YOUR OBJECTIVE: Every record that follows must be duplicated exactly, with images left out.

Collected data entries:

▬▬▬

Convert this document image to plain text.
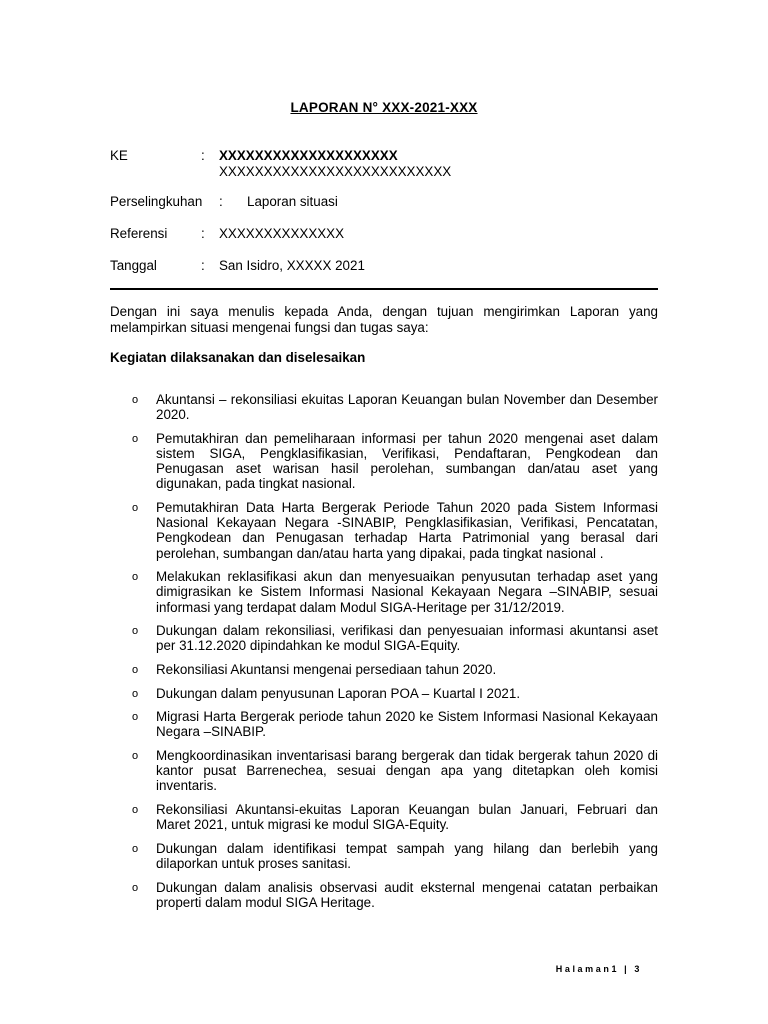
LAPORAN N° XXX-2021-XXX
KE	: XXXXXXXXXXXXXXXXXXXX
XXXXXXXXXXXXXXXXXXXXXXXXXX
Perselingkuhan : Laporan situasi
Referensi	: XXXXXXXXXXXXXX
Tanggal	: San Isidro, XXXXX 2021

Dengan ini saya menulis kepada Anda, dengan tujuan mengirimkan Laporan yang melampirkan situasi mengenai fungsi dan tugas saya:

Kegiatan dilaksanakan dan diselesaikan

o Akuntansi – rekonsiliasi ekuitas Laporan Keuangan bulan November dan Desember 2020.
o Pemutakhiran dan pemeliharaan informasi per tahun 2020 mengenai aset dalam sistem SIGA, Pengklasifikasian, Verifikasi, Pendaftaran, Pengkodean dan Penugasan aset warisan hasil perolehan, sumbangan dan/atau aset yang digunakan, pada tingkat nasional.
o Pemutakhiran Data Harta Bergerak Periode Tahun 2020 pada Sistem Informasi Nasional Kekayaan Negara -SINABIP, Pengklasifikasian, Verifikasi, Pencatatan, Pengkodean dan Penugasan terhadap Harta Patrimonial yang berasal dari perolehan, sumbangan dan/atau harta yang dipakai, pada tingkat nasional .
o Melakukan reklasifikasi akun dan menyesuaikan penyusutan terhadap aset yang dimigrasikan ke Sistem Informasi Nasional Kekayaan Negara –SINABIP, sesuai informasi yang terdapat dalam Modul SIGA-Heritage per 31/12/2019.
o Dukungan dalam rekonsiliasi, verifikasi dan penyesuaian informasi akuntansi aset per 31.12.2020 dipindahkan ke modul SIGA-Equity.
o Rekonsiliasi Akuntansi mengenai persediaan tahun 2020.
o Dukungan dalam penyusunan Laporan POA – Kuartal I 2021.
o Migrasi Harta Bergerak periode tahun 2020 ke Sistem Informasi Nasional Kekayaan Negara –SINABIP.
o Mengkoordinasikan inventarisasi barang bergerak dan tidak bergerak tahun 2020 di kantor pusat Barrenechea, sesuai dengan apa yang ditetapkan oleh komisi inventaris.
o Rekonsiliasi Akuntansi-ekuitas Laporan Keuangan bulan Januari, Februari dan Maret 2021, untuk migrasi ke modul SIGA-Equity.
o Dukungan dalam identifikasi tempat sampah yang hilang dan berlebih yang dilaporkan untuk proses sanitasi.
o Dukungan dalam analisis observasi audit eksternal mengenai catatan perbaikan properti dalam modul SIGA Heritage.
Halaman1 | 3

▬▬▬

FULL RESPONSE:
Convert this document image to plain text.
LAPORAN N° XXX-2021-XXX
KE	: XXXXXXXXXXXXXXXXXXXX
XXXXXXXXXXXXXXXXXXXXXXXXXX
Perselingkuhan : Laporan situasi
Referensi	: XXXXXXXXXXXXXX
Tanggal	: San Isidro, XXXXX 2021

Dengan ini saya menulis kepada Anda, dengan tujuan mengirimkan Laporan yang melampirkan situasi mengenai fungsi dan tugas saya:

Kegiatan dilaksanakan dan diselesaikan

o Akuntansi – rekonsiliasi ekuitas Laporan Keuangan bulan November dan Desember 2020.
o Pemutakhiran dan pemeliharaan informasi per tahun 2020 mengenai aset dalam sistem SIGA, Pengklasifikasian, Verifikasi, Pendaftaran, Pengkodean dan Penugasan aset warisan hasil perolehan, sumbangan dan/atau aset yang digunakan, pada tingkat nasional.
o Pemutakhiran Data Harta Bergerak Periode Tahun 2020 pada Sistem Informasi Nasional Kekayaan Negara -SINABIP, Pengklasifikasian, Verifikasi, Pencatatan, Pengkodean dan Penugasan terhadap Harta Patrimonial yang berasal dari perolehan, sumbangan dan/atau harta yang dipakai, pada tingkat nasional .
o Melakukan reklasifikasi akun dan menyesuaikan penyusutan terhadap aset yang dimigrasikan ke Sistem Informasi Nasional Kekayaan Negara –SINABIP, sesuai informasi yang terdapat dalam Modul SIGA-Heritage per 31/12/2019.
o Dukungan dalam rekonsiliasi, verifikasi dan penyesuaian informasi akuntansi aset per 31.12.2020 dipindahkan ke modul SIGA-Equity.
o Rekonsiliasi Akuntansi mengenai persediaan tahun 2020.
o Dukungan dalam penyusunan Laporan POA – Kuartal I 2021.
o Migrasi Harta Bergerak periode tahun 2020 ke Sistem Informasi Nasional Kekayaan Negara –SINABIP.
o Mengkoordinasikan inventarisasi barang bergerak dan tidak bergerak tahun 2020 di kantor pusat Barrenechea, sesuai dengan apa yang ditetapkan oleh komisi inventaris.
o Rekonsiliasi Akuntansi-ekuitas Laporan Keuangan bulan Januari, Februari dan Maret 2021, untuk migrasi ke modul SIGA-Equity.
o Dukungan dalam identifikasi tempat sampah yang hilang dan berlebih yang dilaporkan untuk proses sanitasi.
o Dukungan dalam analisis observasi audit eksternal mengenai catatan perbaikan properti dalam modul SIGA Heritage.
Halaman1 | 3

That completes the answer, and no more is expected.